WHAT IS EXPECTED> Write out the data again exactly, skipping every picture.

RECORD EXCERPTS>
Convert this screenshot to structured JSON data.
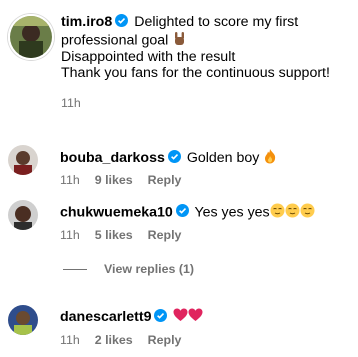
{
  "post_caption": {
    "username": "tim.iro8",
    "line1": "Delighted to score my first",
    "line2": "professional goal",
    "line3": "Disappointed with the result",
    "line4": "Thank you fans for the continuous support!",
    "time": "11h"
  },
  "comments": [
    {
      "username": "bouba_darkoss",
      "text": "Golden boy",
      "time": "11h",
      "likes": "9 likes",
      "reply_label": "Reply"
    },
    {
      "username": "chukwuemeka10",
      "text": "Yes yes yes",
      "time": "11h",
      "likes": "5 likes",
      "reply_label": "Reply"
    },
    {
      "username": "danescarlett9",
      "text": "",
      "time": "11h",
      "likes": "2 likes",
      "reply_label": "Reply"
    }
  ],
  "view_replies": "View replies (1)",
  "colors": {
    "verified_blue": "#0095f6",
    "meta_gray": "#737373",
    "heart_red": "#e0245e"
  },
  "icons": {
    "verified": "verified-badge-icon",
    "rock_hand": "rock-hand-emoji",
    "fire": "fire-emoji",
    "relieved_face": "relieved-face-emoji",
    "heart": "red-heart-emoji"
  }
}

OUTPUT BELOW>
Convert this screenshot to structured JSON data.
{
  "post_caption": {
    "username": "tim.iro8",
    "line1": "Delighted to score my first",
    "line2": "professional goal",
    "line3": "Disappointed with the result",
    "line4": "Thank you fans for the continuous support!",
    "time": "11h"
  },
  "comments": [
    {
      "username": "bouba_darkoss",
      "text": "Golden boy",
      "time": "11h",
      "likes": "9 likes",
      "reply_label": "Reply"
    },
    {
      "username": "chukwuemeka10",
      "text": "Yes yes yes",
      "time": "11h",
      "likes": "5 likes",
      "reply_label": "Reply"
    },
    {
      "username": "danescarlett9",
      "text": "",
      "time": "11h",
      "likes": "2 likes",
      "reply_label": "Reply"
    }
  ],
  "view_replies": "View replies (1)",
  "colors": {
    "verified_blue": "#0095f6",
    "meta_gray": "#737373",
    "heart_red": "#e0245e"
  },
  "icons": {
    "verified": "verified-badge-icon",
    "rock_hand": "rock-hand-emoji",
    "fire": "fire-emoji",
    "relieved_face": "relieved-face-emoji",
    "heart": "red-heart-emoji"
  }
}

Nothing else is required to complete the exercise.